_GOAL_
Output every line of the material exactly, omitting images.

_MATERIAL PROVIDED_
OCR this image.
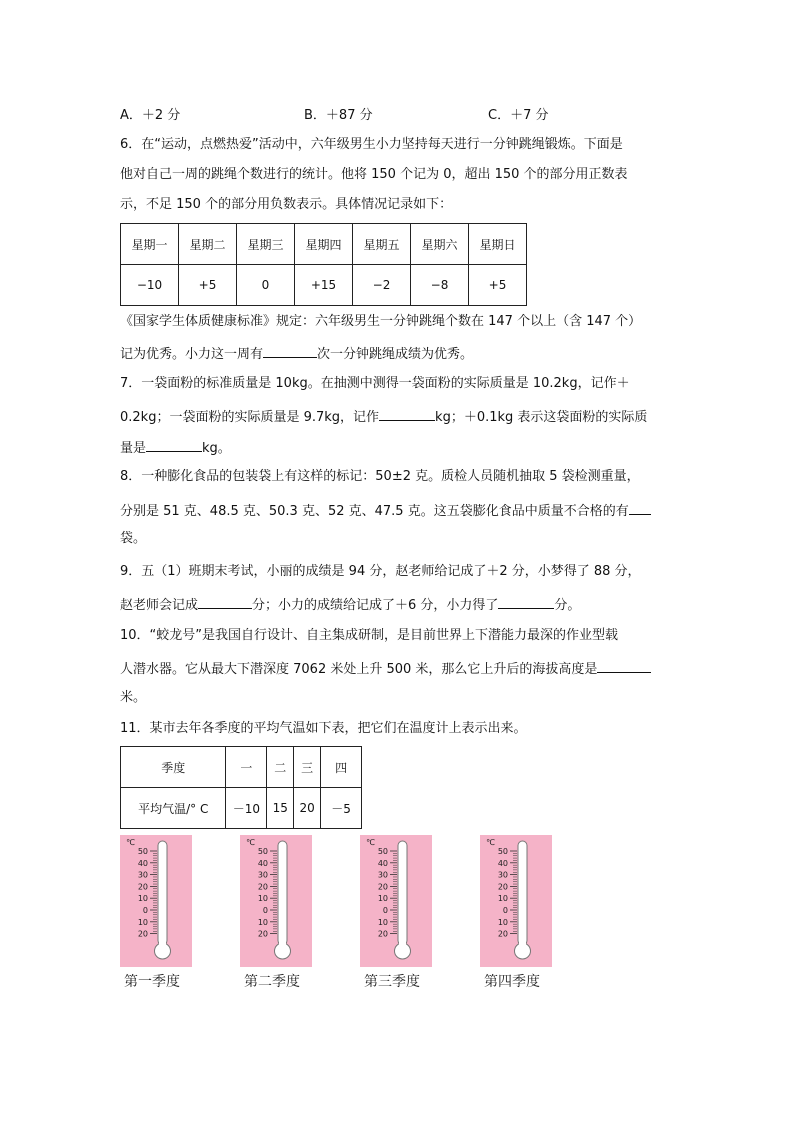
A．＋2 分	B．＋87 分	C．＋7 分
6．在“运动，点燃热爱”活动中，六年级男生小力坚持每天进行一分钟跳绳锻炼。下面是
他对自己一周的跳绳个数进行的统计。他将 150 个记为 0，超出 150 个的部分用正数表
示，不足 150 个的部分用负数表示。具体情况记录如下：
星期一	星期二	星期三	星期四	星期五	星期六	星期日
−10	+5	0	+15	−2	−8	+5
《国家学生体质健康标准》规定：六年级男生一分钟跳绳个数在 147 个以上（含 147 个）
记为优秀。小力这一周有	次一分钟跳绳成绩为优秀。
7．一袋面粉的标准质量是 10kg。在抽测中测得一袋面粉的实际质量是 10.2kg，记作＋
0.2kg；一袋面粉的实际质量是 9.7kg，记作	kg；＋0.1kg 表示这袋面粉的实际质
量是	kg。
8．一种膨化食品的包装袋上有这样的标记：50±2 克。质检人员随机抽取 5 袋检测重量，
分别是 51 克、48.5 克、50.3 克、52 克、47.5 克。这五袋膨化食品中质量不合格的有
袋。
9．五（1）班期末考试，小丽的成绩是 94 分，赵老师给记成了＋2 分，小梦得了 88 分，
赵老师会记成	分；小力的成绩给记成了＋6 分，小力得了	分。
10．“蛟龙号”是我国自行设计、自主集成研制，是目前世界上下潜能力最深的作业型载
人潜水器。它从最大下潜深度 7062 米处上升 500 米，那么它上升后的海拔高度是
米。
11．某市去年各季度的平均气温如下表，把它们在温度计上表示出来。
季度	一	二	三	四
平均气温/° C	－10	15	20	－5
℃
50
40
30
20
10
0
10
20
℃
50
40
30
20
10
0
10
20
℃
50
40
30
20
10
0
10
20
℃
50
40
30
20
10
0
10
20
第一季度	第二季度	第三季度	第四季度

_EXERCISE ANSWER_
OCR this image.
A．＋2 分	B．＋87 分	C．＋7 分
6．在“运动，点燃热爱”活动中，六年级男生小力坚持每天进行一分钟跳绳锻炼。下面是
他对自己一周的跳绳个数进行的统计。他将 150 个记为 0，超出 150 个的部分用正数表
示，不足 150 个的部分用负数表示。具体情况记录如下：
星期一	星期二	星期三	星期四	星期五	星期六	星期日
−10	+5	0	+15	−2	−8	+5
《国家学生体质健康标准》规定：六年级男生一分钟跳绳个数在 147 个以上（含 147 个）
记为优秀。小力这一周有	次一分钟跳绳成绩为优秀。
7．一袋面粉的标准质量是 10kg。在抽测中测得一袋面粉的实际质量是 10.2kg，记作＋
0.2kg；一袋面粉的实际质量是 9.7kg，记作	kg；＋0.1kg 表示这袋面粉的实际质
量是	kg。
8．一种膨化食品的包装袋上有这样的标记：50±2 克。质检人员随机抽取 5 袋检测重量，
分别是 51 克、48.5 克、50.3 克、52 克、47.5 克。这五袋膨化食品中质量不合格的有
袋。
9．五（1）班期末考试，小丽的成绩是 94 分，赵老师给记成了＋2 分，小梦得了 88 分，
赵老师会记成	分；小力的成绩给记成了＋6 分，小力得了	分。
10．“蛟龙号”是我国自行设计、自主集成研制，是目前世界上下潜能力最深的作业型载
人潜水器。它从最大下潜深度 7062 米处上升 500 米，那么它上升后的海拔高度是
米。
11．某市去年各季度的平均气温如下表，把它们在温度计上表示出来。
季度	一	二	三	四
平均气温/° C	－10	15	20	－5
℃
50
40
30
20
10
0
10
20
℃
50
40
30
20
10
0
10
20
℃
50
40
30
20
10
0
10
20
℃
50
40
30
20
10
0
10
20
第一季度	第二季度	第三季度	第四季度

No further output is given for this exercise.